**WORK TO DO:**
Show only lines that include "race".

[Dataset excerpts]
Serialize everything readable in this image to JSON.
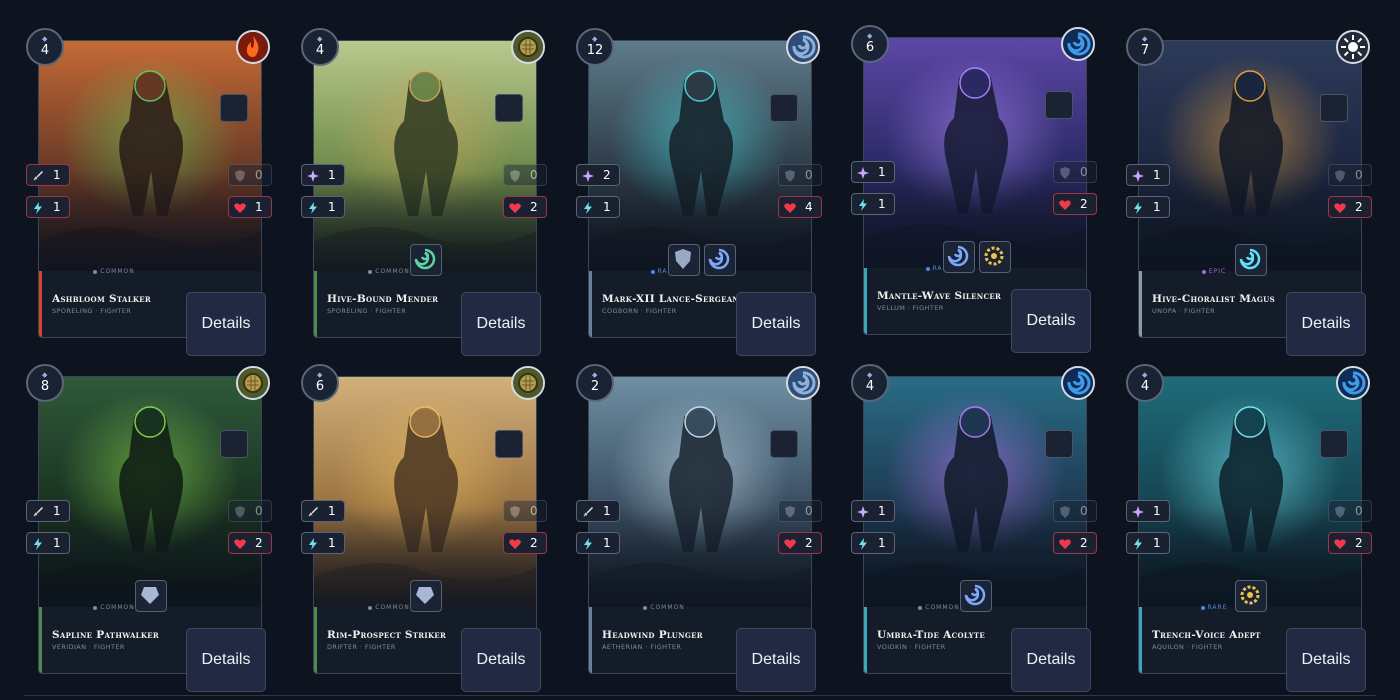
{
  "accent_colors": {
    "fire": "#d8412f",
    "earth": "#4f8a4a",
    "air": "#6d7f9a",
    "water": "#3aa6b9",
    "light": "#8c98ab"
  },
  "cards": [
    {
      "name": "Ashbloom Stalker",
      "race": "Sporeling",
      "cls": "Fighter",
      "cost": "4",
      "element": "fire",
      "rarity": "Common",
      "atk": "1",
      "def": "0",
      "spd": "1",
      "hp": "1",
      "abilities": [],
      "details": "Details",
      "art": [
        "#c46a36",
        "#6a3a26",
        "#2a1a18",
        "#5fd35a"
      ],
      "atk_icon": "sword-icon"
    },
    {
      "name": "Hive-Bound Mender",
      "race": "Sporeling",
      "cls": "Fighter",
      "cost": "4",
      "element": "earth",
      "rarity": "Common",
      "atk": "1",
      "def": "0",
      "spd": "1",
      "hp": "2",
      "abilities": [
        "spiral"
      ],
      "details": "Details",
      "art": [
        "#b9c98d",
        "#6f8b4c",
        "#2e3a22",
        "#d9a85c"
      ],
      "atk_icon": "sparkle-icon"
    },
    {
      "name": "Mark-XII Lance-Sergeant",
      "race": "Cogborn",
      "cls": "Fighter",
      "cost": "12",
      "element": "air",
      "rarity": "Rare",
      "atk": "2",
      "def": "0",
      "spd": "1",
      "hp": "4",
      "abilities": [
        "shield",
        "shard"
      ],
      "details": "Details",
      "art": [
        "#5e7b8a",
        "#2e3c48",
        "#151d26",
        "#46e0e6"
      ],
      "atk_icon": "sparkle-icon"
    },
    {
      "name": "Mantle-Wave Silencer",
      "race": "Vellum",
      "cls": "Fighter",
      "cost": "6",
      "element": "water",
      "rarity": "Rare",
      "atk": "1",
      "def": "0",
      "spd": "1",
      "hp": "2",
      "abilities": [
        "shard",
        "gear"
      ],
      "details": "Details",
      "art": [
        "#5c47a8",
        "#2c2a66",
        "#151a33",
        "#b18cff"
      ],
      "atk_icon": "sparkle-icon"
    },
    {
      "name": "Hive-Choralist Magus",
      "race": "Unopa",
      "cls": "Fighter",
      "cost": "7",
      "element": "light",
      "rarity": "Epic",
      "atk": "1",
      "def": "0",
      "spd": "1",
      "hp": "2",
      "abilities": [
        "swirl"
      ],
      "details": "Details",
      "art": [
        "#2d3b5a",
        "#1c2640",
        "#111827",
        "#f2a93a"
      ],
      "atk_icon": "sparkle-icon"
    },
    {
      "name": "Sapline Pathwalker",
      "race": "Veridian",
      "cls": "Fighter",
      "cost": "8",
      "element": "earth",
      "rarity": "Common",
      "atk": "1",
      "def": "0",
      "spd": "1",
      "hp": "2",
      "abilities": [
        "crystal"
      ],
      "details": "Details",
      "art": [
        "#2f5a3a",
        "#1a3322",
        "#0e1a14",
        "#8ee04a"
      ],
      "atk_icon": "sword-icon"
    },
    {
      "name": "Rim-Prospect Striker",
      "race": "Drifter",
      "cls": "Fighter",
      "cost": "6",
      "element": "earth",
      "rarity": "Common",
      "atk": "1",
      "def": "0",
      "spd": "1",
      "hp": "2",
      "abilities": [
        "crystal"
      ],
      "details": "Details",
      "art": [
        "#d2b07a",
        "#9a7442",
        "#4a3522",
        "#f0c060"
      ],
      "atk_icon": "sword-icon"
    },
    {
      "name": "Headwind Plunger",
      "race": "Aetherian",
      "cls": "Fighter",
      "cost": "2",
      "element": "air",
      "rarity": "Common",
      "atk": "1",
      "def": "0",
      "spd": "1",
      "hp": "2",
      "abilities": [],
      "details": "Details",
      "art": [
        "#6f8fa3",
        "#3a4f62",
        "#1a2430",
        "#cfe6f2"
      ],
      "atk_icon": "sword-icon"
    },
    {
      "name": "Umbra-Tide Acolyte",
      "race": "Voidkin",
      "cls": "Fighter",
      "cost": "4",
      "element": "water",
      "rarity": "Common",
      "atk": "1",
      "def": "0",
      "spd": "1",
      "hp": "2",
      "abilities": [
        "shard"
      ],
      "details": "Details",
      "art": [
        "#2a6c86",
        "#1d3a52",
        "#0f1a28",
        "#c27bff"
      ],
      "atk_icon": "sparkle-icon"
    },
    {
      "name": "Trench-Voice Adept",
      "race": "Aquilon",
      "cls": "Fighter",
      "cost": "4",
      "element": "water",
      "rarity": "Rare",
      "atk": "1",
      "def": "0",
      "spd": "1",
      "hp": "2",
      "abilities": [
        "gear"
      ],
      "details": "Details",
      "art": [
        "#1f6c7a",
        "#164552",
        "#0c2029",
        "#7ff2ff"
      ],
      "atk_icon": "sparkle-icon"
    }
  ]
}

**RESULT:**
      "race": "Sporeling",
      "race": "Sporeling",
      "race": "Cogborn",
      "race": "Vellum",
      "race": "Unopa",
      "race": "Veridian",
      "race": "Drifter",
      "race": "Aetherian",
      "race": "Voidkin",
      "race": "Aquilon",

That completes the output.